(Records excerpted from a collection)
## START

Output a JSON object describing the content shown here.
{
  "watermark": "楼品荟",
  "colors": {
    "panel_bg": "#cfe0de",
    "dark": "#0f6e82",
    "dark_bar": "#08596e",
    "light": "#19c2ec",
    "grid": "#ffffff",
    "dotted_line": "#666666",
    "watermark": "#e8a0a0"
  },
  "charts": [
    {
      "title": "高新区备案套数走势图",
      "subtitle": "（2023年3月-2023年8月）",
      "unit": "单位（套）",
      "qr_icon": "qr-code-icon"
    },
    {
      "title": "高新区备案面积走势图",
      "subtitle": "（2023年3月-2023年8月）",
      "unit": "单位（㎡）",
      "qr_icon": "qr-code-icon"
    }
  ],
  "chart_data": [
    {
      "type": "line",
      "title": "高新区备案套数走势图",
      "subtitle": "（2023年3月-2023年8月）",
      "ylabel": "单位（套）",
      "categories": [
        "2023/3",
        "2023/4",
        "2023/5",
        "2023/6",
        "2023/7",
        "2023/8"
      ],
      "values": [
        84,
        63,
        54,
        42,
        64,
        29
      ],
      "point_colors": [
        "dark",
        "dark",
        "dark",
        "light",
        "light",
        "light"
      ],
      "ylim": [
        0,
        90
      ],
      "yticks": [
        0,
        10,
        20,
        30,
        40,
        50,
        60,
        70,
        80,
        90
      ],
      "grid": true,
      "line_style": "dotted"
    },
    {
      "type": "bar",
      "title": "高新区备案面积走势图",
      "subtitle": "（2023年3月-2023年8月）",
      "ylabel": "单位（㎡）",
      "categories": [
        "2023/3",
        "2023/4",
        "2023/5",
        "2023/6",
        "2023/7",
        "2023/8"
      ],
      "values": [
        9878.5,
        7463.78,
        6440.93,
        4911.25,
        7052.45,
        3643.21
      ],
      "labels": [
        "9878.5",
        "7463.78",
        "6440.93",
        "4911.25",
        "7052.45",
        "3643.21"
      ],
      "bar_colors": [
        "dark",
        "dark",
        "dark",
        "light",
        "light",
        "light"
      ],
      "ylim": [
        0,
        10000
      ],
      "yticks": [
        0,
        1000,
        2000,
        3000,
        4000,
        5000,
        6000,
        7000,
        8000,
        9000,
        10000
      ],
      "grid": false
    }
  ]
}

## END

_WRITTEN REQUEST_. Each line of the listing should be echoed back exactly.

_COMPLETED TASK_.
Output a JSON object describing the content shown here.
{
  "watermark": "楼品荟",
  "colors": {
    "panel_bg": "#cfe0de",
    "dark": "#0f6e82",
    "dark_bar": "#08596e",
    "light": "#19c2ec",
    "grid": "#ffffff",
    "dotted_line": "#666666",
    "watermark": "#e8a0a0"
  },
  "charts": [
    {
      "title": "高新区备案套数走势图",
      "subtitle": "（2023年3月-2023年8月）",
      "unit": "单位（套）",
      "qr_icon": "qr-code-icon"
    },
    {
      "title": "高新区备案面积走势图",
      "subtitle": "（2023年3月-2023年8月）",
      "unit": "单位（㎡）",
      "qr_icon": "qr-code-icon"
    }
  ],
  "chart_data": [
    {
      "type": "line",
      "title": "高新区备案套数走势图",
      "subtitle": "（2023年3月-2023年8月）",
      "ylabel": "单位（套）",
      "categories": [
        "2023/3",
        "2023/4",
        "2023/5",
        "2023/6",
        "2023/7",
        "2023/8"
      ],
      "values": [
        84,
        63,
        54,
        42,
        64,
        29
      ],
      "point_colors": [
        "dark",
        "dark",
        "dark",
        "light",
        "light",
        "light"
      ],
      "ylim": [
        0,
        90
      ],
      "yticks": [
        0,
        10,
        20,
        30,
        40,
        50,
        60,
        70,
        80,
        90
      ],
      "grid": true,
      "line_style": "dotted"
    },
    {
      "type": "bar",
      "title": "高新区备案面积走势图",
      "subtitle": "（2023年3月-2023年8月）",
      "ylabel": "单位（㎡）",
      "categories": [
        "2023/3",
        "2023/4",
        "2023/5",
        "2023/6",
        "2023/7",
        "2023/8"
      ],
      "values": [
        9878.5,
        7463.78,
        6440.93,
        4911.25,
        7052.45,
        3643.21
      ],
      "labels": [
        "9878.5",
        "7463.78",
        "6440.93",
        "4911.25",
        "7052.45",
        "3643.21"
      ],
      "bar_colors": [
        "dark",
        "dark",
        "dark",
        "light",
        "light",
        "light"
      ],
      "ylim": [
        0,
        10000
      ],
      "yticks": [
        0,
        1000,
        2000,
        3000,
        4000,
        5000,
        6000,
        7000,
        8000,
        9000,
        10000
      ],
      "grid": false
    }
  ]
}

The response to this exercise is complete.